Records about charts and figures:
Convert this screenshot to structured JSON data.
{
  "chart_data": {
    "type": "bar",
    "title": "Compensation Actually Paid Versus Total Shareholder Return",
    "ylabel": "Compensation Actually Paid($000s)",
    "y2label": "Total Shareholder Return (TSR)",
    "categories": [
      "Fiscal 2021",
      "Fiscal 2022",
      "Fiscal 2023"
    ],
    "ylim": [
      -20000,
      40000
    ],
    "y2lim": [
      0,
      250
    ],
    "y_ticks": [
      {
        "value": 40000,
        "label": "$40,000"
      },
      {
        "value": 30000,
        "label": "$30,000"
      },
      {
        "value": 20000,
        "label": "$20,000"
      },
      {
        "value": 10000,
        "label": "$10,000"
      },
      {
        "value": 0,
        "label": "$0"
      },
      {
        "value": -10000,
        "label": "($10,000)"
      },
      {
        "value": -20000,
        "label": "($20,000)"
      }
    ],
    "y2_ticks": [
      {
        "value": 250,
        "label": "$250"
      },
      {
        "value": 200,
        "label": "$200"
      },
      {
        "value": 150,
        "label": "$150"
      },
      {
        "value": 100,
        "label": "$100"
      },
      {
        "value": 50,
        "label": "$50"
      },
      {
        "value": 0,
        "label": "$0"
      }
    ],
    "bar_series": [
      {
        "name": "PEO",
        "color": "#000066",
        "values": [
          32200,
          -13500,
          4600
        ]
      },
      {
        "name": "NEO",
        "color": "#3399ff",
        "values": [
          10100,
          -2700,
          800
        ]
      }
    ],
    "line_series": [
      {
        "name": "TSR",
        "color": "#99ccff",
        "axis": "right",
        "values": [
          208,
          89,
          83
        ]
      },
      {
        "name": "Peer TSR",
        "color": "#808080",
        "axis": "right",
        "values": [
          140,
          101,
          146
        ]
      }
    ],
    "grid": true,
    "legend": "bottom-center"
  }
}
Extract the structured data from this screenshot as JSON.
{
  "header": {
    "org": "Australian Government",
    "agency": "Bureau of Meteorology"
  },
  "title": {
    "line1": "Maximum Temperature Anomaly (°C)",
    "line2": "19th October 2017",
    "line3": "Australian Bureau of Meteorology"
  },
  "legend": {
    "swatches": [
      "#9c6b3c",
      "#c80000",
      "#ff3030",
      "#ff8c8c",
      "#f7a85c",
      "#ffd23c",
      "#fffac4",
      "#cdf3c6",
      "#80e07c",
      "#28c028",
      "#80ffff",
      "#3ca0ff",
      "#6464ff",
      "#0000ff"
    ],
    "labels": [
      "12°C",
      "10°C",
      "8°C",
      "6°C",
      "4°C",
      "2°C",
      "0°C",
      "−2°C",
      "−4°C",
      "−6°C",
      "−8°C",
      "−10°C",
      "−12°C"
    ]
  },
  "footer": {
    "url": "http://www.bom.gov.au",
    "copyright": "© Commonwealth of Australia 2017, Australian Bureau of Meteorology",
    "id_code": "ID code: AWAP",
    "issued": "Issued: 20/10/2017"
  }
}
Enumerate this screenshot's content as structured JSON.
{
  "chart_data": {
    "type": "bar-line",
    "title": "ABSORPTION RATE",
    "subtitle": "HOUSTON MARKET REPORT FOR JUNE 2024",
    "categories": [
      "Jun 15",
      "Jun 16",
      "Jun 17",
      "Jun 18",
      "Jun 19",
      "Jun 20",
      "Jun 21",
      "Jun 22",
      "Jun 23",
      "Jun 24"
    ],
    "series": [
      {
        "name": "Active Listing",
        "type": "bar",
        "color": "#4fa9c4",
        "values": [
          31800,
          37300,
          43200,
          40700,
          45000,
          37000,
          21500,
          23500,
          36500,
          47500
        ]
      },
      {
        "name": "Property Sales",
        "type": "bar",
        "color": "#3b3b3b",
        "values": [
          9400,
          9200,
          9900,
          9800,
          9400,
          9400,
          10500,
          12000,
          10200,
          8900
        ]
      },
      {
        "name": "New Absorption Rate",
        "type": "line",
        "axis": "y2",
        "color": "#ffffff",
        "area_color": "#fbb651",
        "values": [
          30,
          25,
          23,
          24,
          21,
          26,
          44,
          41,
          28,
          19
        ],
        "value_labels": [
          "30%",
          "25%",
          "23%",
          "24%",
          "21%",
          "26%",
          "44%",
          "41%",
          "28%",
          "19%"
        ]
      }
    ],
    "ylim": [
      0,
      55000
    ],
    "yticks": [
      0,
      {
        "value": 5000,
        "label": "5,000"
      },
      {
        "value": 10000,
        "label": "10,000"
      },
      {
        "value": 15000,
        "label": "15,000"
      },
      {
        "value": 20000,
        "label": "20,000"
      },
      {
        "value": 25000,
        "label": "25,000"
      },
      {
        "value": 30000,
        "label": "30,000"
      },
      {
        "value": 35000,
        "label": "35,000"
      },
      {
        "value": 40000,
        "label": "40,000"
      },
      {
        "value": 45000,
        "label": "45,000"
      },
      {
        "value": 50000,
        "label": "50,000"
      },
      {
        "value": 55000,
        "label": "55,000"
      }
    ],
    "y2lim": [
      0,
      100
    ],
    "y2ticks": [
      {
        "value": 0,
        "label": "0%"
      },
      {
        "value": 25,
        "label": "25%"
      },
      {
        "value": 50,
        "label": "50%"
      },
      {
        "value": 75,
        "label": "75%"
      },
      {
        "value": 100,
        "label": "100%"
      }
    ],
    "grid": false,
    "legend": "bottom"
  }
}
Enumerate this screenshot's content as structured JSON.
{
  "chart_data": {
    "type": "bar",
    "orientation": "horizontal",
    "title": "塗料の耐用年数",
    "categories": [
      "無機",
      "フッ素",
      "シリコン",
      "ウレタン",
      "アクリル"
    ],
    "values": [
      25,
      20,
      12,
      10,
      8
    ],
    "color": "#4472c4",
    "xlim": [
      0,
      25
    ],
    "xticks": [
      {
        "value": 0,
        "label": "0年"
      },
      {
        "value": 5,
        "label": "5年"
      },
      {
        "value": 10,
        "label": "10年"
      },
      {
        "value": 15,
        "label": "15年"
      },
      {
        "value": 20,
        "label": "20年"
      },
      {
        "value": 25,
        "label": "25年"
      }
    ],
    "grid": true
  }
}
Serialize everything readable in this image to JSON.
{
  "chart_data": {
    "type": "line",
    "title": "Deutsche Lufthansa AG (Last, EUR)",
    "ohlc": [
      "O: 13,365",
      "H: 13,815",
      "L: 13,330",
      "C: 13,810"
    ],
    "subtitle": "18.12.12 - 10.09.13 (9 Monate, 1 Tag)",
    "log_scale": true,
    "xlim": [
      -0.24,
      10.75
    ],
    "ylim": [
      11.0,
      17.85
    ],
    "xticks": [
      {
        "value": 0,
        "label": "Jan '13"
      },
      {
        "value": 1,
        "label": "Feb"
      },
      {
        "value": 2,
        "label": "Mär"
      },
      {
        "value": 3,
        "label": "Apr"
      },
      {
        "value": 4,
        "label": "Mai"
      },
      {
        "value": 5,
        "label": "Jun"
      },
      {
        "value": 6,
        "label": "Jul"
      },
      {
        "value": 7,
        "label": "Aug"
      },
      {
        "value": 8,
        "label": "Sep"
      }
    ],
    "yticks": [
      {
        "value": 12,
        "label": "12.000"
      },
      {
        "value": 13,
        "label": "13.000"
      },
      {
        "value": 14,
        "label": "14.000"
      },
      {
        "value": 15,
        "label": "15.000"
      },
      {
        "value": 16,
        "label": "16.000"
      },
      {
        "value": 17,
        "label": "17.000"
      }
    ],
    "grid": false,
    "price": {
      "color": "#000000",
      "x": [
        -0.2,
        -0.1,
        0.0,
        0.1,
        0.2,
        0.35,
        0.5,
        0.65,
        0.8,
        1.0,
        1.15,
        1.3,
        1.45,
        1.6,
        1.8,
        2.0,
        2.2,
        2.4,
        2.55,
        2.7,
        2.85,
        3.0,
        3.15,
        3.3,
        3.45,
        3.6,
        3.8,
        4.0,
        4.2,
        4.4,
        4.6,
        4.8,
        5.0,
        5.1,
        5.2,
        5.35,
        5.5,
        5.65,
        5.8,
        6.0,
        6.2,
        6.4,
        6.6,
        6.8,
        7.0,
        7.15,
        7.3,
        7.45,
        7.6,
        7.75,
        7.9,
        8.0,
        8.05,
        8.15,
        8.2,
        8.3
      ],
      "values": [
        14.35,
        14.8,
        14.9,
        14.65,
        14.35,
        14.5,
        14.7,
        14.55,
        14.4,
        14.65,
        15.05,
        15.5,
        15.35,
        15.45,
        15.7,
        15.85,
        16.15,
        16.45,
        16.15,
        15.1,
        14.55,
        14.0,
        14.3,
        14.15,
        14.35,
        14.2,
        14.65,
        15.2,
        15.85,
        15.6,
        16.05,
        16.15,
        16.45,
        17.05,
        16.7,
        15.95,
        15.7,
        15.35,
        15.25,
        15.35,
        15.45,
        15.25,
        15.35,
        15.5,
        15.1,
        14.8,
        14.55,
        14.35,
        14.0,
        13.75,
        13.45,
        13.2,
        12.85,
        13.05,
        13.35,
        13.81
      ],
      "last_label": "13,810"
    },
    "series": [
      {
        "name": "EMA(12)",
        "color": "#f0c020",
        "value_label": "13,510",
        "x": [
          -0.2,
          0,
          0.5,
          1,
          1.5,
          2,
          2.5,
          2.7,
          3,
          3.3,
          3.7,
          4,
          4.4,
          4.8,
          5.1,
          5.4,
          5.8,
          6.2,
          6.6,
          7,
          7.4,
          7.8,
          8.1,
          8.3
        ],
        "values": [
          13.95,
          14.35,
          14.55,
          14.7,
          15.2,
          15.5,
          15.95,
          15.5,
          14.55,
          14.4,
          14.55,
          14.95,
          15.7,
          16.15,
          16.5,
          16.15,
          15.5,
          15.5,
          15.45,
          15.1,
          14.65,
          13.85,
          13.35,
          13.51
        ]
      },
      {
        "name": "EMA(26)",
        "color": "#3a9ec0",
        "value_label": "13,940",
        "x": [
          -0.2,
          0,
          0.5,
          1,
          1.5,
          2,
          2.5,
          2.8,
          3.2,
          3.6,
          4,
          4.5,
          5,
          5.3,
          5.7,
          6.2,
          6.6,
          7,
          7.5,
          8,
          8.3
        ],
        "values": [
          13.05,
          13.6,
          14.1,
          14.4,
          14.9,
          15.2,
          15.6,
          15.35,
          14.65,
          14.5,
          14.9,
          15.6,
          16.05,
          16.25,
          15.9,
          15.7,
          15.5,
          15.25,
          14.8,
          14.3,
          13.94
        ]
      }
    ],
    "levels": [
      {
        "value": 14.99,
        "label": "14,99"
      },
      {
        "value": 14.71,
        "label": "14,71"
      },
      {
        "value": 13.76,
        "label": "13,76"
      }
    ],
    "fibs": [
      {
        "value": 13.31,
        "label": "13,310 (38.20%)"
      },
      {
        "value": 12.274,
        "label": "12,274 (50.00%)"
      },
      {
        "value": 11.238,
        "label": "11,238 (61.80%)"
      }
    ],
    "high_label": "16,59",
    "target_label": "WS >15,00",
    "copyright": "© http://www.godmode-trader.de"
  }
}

What needs to be done:
Copy out each line in the listing that has the word "type".

Answer to the task:
    "type": "bar",
    "type": "bar-line",
        "type": "bar",
        "type": "bar",
        "type": "line",
    "type": "bar",
    "type": "line",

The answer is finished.